__INSTRUCTION__
Below is some material; transcribe all of it exactly.

__EXERCISE DATA__
== == ==

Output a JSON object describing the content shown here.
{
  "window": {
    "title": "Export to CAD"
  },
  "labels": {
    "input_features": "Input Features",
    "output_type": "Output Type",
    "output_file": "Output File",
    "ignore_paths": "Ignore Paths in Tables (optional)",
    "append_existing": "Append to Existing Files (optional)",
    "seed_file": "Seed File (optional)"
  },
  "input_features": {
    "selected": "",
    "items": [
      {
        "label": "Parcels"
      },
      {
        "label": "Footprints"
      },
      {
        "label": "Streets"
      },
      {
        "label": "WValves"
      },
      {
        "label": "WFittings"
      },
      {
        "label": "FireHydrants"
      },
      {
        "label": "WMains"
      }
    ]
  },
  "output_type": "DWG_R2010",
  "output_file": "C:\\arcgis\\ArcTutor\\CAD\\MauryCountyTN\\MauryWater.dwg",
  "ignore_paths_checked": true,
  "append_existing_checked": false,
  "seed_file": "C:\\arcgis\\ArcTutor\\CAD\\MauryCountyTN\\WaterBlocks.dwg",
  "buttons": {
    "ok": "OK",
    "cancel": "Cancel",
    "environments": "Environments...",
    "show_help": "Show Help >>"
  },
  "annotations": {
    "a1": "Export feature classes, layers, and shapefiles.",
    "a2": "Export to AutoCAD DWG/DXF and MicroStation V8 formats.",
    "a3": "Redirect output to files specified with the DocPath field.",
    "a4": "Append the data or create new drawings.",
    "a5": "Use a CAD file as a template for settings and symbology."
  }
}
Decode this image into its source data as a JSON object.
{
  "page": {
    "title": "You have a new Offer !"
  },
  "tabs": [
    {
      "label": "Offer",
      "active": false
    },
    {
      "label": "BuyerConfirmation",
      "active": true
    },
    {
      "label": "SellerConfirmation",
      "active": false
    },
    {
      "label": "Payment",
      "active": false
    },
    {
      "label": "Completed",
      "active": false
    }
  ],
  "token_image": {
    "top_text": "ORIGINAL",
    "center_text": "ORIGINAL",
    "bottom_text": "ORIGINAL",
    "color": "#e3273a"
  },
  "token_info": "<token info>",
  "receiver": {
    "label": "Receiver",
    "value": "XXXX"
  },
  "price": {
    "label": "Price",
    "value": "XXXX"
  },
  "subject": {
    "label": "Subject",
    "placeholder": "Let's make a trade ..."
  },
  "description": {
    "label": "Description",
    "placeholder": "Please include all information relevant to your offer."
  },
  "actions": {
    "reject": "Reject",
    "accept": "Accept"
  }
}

== == ==

__FINAL ANSWER__
Output a JSON object describing the content shown here.
{
  "window": {
    "title": "Export to CAD"
  },
  "labels": {
    "input_features": "Input Features",
    "output_type": "Output Type",
    "output_file": "Output File",
    "ignore_paths": "Ignore Paths in Tables (optional)",
    "append_existing": "Append to Existing Files (optional)",
    "seed_file": "Seed File (optional)"
  },
  "input_features": {
    "selected": "",
    "items": [
      {
        "label": "Parcels"
      },
      {
        "label": "Footprints"
      },
      {
        "label": "Streets"
      },
      {
        "label": "WValves"
      },
      {
        "label": "WFittings"
      },
      {
        "label": "FireHydrants"
      },
      {
        "label": "WMains"
      }
    ]
  },
  "output_type": "DWG_R2010",
  "output_file": "C:\\arcgis\\ArcTutor\\CAD\\MauryCountyTN\\MauryWater.dwg",
  "ignore_paths_checked": true,
  "append_existing_checked": false,
  "seed_file": "C:\\arcgis\\ArcTutor\\CAD\\MauryCountyTN\\WaterBlocks.dwg",
  "buttons": {
    "ok": "OK",
    "cancel": "Cancel",
    "environments": "Environments...",
    "show_help": "Show Help >>"
  },
  "annotations": {
    "a1": "Export feature classes, layers, and shapefiles.",
    "a2": "Export to AutoCAD DWG/DXF and MicroStation V8 formats.",
    "a3": "Redirect output to files specified with the DocPath field.",
    "a4": "Append the data or create new drawings.",
    "a5": "Use a CAD file as a template for settings and symbology."
  }
}
Decode this image into its source data as a JSON object.
{
  "page": {
    "title": "You have a new Offer !"
  },
  "tabs": [
    {
      "label": "Offer",
      "active": false
    },
    {
      "label": "BuyerConfirmation",
      "active": true
    },
    {
      "label": "SellerConfirmation",
      "active": false
    },
    {
      "label": "Payment",
      "active": false
    },
    {
      "label": "Completed",
      "active": false
    }
  ],
  "token_image": {
    "top_text": "ORIGINAL",
    "center_text": "ORIGINAL",
    "bottom_text": "ORIGINAL",
    "color": "#e3273a"
  },
  "token_info": "<token info>",
  "receiver": {
    "label": "Receiver",
    "value": "XXXX"
  },
  "price": {
    "label": "Price",
    "value": "XXXX"
  },
  "subject": {
    "label": "Subject",
    "placeholder": "Let's make a trade ..."
  },
  "description": {
    "label": "Description",
    "placeholder": "Please include all information relevant to your offer."
  },
  "actions": {
    "reject": "Reject",
    "accept": "Accept"
  }
}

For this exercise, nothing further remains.